Search the material for the string "Sreh", then return every line where it is found.

*** Task input

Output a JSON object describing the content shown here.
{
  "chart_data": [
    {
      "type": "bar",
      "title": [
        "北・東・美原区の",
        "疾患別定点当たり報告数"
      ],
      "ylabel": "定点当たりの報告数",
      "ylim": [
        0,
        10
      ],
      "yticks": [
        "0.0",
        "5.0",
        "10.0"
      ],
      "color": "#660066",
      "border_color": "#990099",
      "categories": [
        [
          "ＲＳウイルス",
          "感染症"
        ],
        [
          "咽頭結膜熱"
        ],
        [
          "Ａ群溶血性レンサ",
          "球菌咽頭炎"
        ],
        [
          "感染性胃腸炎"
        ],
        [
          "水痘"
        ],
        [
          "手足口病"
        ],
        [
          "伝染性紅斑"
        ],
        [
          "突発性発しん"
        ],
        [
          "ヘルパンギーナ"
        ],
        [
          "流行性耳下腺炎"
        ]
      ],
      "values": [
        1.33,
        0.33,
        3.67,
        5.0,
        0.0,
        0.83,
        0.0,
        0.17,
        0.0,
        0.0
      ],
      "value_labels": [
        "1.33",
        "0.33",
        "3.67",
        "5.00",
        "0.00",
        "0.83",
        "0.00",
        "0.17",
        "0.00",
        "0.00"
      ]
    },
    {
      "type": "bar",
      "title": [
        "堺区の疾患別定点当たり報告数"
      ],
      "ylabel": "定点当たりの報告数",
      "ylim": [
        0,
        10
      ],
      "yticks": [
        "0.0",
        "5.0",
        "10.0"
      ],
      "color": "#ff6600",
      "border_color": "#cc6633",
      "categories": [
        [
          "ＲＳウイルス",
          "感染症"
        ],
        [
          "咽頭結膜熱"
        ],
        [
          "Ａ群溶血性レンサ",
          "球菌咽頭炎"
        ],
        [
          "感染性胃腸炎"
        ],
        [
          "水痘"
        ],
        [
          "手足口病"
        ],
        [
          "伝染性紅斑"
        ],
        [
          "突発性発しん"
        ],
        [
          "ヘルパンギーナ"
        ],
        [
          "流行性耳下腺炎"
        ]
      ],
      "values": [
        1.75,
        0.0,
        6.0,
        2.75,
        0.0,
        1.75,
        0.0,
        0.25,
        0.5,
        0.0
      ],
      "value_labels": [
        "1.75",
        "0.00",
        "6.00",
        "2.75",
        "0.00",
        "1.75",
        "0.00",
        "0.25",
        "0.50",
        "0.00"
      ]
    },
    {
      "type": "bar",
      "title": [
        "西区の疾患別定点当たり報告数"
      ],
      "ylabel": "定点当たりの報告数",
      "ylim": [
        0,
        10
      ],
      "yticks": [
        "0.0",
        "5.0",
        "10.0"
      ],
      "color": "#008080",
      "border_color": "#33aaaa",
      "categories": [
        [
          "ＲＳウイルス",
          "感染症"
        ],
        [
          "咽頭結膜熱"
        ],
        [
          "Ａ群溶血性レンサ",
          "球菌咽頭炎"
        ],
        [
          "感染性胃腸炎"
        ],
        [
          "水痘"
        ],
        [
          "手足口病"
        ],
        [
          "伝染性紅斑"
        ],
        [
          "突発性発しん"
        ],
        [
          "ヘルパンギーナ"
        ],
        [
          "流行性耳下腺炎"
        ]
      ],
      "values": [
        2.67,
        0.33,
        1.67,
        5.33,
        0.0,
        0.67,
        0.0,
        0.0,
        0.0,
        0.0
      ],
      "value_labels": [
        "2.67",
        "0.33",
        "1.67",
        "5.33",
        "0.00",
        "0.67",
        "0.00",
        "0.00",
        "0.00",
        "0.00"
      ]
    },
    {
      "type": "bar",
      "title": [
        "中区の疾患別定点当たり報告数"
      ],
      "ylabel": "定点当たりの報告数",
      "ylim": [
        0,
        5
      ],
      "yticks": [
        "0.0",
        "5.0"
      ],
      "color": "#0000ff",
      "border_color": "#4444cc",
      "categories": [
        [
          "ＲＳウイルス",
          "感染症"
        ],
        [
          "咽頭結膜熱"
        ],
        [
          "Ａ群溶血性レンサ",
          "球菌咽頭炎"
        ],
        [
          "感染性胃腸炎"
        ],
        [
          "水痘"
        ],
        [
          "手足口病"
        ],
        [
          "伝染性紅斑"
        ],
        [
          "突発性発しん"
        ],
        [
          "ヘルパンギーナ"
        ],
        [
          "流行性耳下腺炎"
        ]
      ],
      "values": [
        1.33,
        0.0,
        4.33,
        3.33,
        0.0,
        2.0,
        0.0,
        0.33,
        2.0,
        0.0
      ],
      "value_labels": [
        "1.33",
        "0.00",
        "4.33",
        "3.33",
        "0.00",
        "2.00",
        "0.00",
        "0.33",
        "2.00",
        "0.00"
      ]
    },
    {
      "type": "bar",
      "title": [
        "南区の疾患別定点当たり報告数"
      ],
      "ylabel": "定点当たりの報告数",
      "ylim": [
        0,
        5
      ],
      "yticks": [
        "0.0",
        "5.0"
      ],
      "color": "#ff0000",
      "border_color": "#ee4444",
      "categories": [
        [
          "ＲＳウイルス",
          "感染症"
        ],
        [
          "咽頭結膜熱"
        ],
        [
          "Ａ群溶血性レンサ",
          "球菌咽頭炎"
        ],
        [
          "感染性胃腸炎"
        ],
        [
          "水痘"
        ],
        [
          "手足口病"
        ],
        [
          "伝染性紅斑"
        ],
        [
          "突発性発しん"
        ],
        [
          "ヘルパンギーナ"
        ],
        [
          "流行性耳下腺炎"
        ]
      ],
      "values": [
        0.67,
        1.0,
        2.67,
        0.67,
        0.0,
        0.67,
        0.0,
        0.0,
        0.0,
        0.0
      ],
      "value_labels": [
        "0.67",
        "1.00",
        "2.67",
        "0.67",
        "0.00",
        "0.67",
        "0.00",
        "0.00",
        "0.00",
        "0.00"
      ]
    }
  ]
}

******
*** Task input

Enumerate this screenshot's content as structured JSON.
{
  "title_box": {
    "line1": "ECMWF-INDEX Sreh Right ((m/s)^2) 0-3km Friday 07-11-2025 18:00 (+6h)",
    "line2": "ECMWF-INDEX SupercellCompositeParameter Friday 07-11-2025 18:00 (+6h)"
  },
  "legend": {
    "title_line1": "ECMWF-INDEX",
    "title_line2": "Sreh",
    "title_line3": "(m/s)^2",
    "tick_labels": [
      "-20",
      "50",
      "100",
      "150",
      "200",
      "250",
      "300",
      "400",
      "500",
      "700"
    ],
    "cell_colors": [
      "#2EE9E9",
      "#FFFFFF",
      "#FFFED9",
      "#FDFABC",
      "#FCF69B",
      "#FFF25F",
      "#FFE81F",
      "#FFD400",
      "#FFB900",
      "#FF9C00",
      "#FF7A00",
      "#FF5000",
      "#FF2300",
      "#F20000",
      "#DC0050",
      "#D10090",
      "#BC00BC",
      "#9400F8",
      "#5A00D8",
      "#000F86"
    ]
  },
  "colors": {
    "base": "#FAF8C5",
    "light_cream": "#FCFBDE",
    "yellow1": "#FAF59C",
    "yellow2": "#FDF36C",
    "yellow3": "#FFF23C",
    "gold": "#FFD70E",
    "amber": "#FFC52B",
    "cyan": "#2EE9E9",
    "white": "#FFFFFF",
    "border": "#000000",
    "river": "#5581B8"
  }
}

******
*** Task input

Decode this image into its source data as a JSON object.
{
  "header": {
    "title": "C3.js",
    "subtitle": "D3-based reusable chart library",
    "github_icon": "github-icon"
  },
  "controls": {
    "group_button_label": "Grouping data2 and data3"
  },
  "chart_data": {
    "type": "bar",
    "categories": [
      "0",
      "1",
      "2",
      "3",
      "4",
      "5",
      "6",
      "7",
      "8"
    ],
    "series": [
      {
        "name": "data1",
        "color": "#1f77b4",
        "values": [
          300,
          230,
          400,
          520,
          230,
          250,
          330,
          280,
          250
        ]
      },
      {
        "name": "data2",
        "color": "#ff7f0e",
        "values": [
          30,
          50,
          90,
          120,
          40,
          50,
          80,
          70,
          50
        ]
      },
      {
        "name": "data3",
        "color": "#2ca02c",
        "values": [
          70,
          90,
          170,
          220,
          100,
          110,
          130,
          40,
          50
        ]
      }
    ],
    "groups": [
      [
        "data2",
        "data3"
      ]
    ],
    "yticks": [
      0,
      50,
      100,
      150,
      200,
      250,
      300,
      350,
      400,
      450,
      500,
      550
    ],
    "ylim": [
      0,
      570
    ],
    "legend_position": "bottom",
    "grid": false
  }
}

******

• [Correct answer]:
    "line1": "ECMWF-INDEX Sreh Right ((m/s)^2) 0-3km Friday 07-11-2025 18:00 (+6h)",
    "title_line2": "Sreh",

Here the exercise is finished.